* Given task: Your task is to extract every entry that follows word for word while excluding the pictures.

* Dataset records:
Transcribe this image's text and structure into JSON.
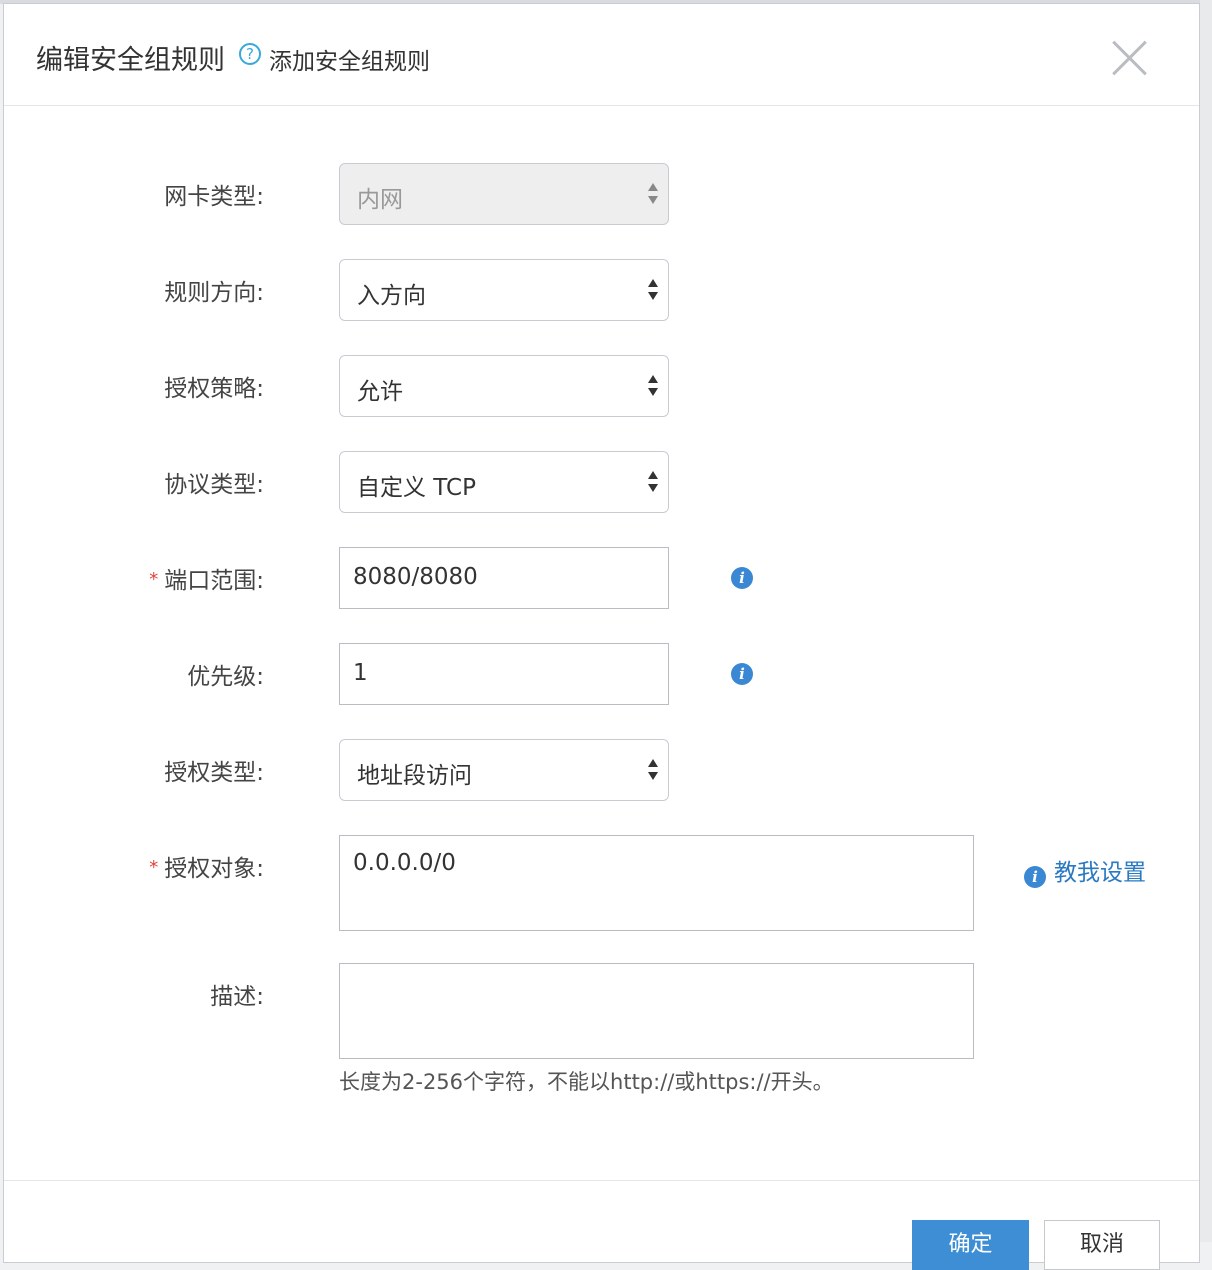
{
  "dialog": {
    "title": "编辑安全组规则",
    "subtitle_link": "添加安全组规则",
    "help_icon": "?"
  },
  "form": {
    "nic_type": {
      "label": "网卡类型:",
      "value": "内网",
      "disabled": true
    },
    "direction": {
      "label": "规则方向:",
      "value": "入方向"
    },
    "policy": {
      "label": "授权策略:",
      "value": "允许"
    },
    "protocol": {
      "label": "协议类型:",
      "value": "自定义 TCP"
    },
    "port_range": {
      "label": "端口范围:",
      "value": "8080/8080",
      "required": true
    },
    "priority": {
      "label": "优先级:",
      "value": "1"
    },
    "auth_type": {
      "label": "授权类型:",
      "value": "地址段访问"
    },
    "auth_object": {
      "label": "授权对象:",
      "value": "0.0.0.0/0",
      "required": true
    },
    "description": {
      "label": "描述:",
      "value": "",
      "hint": "长度为2-256个字符，不能以http://或https://开头。"
    }
  },
  "required_marker": "*",
  "info_icon_glyph": "i",
  "teach_link": "教我设置",
  "footer": {
    "ok_label": "确定",
    "cancel_label": "取消"
  },
  "colors": {
    "accent": "#3d8ed5",
    "link": "#2a79c2",
    "required": "#e0433b",
    "help": "#38a9d9"
  }
}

* Response to this task:
Transcribe this image's text and structure into JSON.
{
  "dialog": {
    "title": "编辑安全组规则",
    "subtitle_link": "添加安全组规则",
    "help_icon": "?"
  },
  "form": {
    "nic_type": {
      "label": "网卡类型:",
      "value": "内网",
      "disabled": true
    },
    "direction": {
      "label": "规则方向:",
      "value": "入方向"
    },
    "policy": {
      "label": "授权策略:",
      "value": "允许"
    },
    "protocol": {
      "label": "协议类型:",
      "value": "自定义 TCP"
    },
    "port_range": {
      "label": "端口范围:",
      "value": "8080/8080",
      "required": true
    },
    "priority": {
      "label": "优先级:",
      "value": "1"
    },
    "auth_type": {
      "label": "授权类型:",
      "value": "地址段访问"
    },
    "auth_object": {
      "label": "授权对象:",
      "value": "0.0.0.0/0",
      "required": true
    },
    "description": {
      "label": "描述:",
      "value": "",
      "hint": "长度为2-256个字符，不能以http://或https://开头。"
    }
  },
  "required_marker": "*",
  "info_icon_glyph": "i",
  "teach_link": "教我设置",
  "footer": {
    "ok_label": "确定",
    "cancel_label": "取消"
  },
  "colors": {
    "accent": "#3d8ed5",
    "link": "#2a79c2",
    "required": "#e0433b",
    "help": "#38a9d9"
  }
}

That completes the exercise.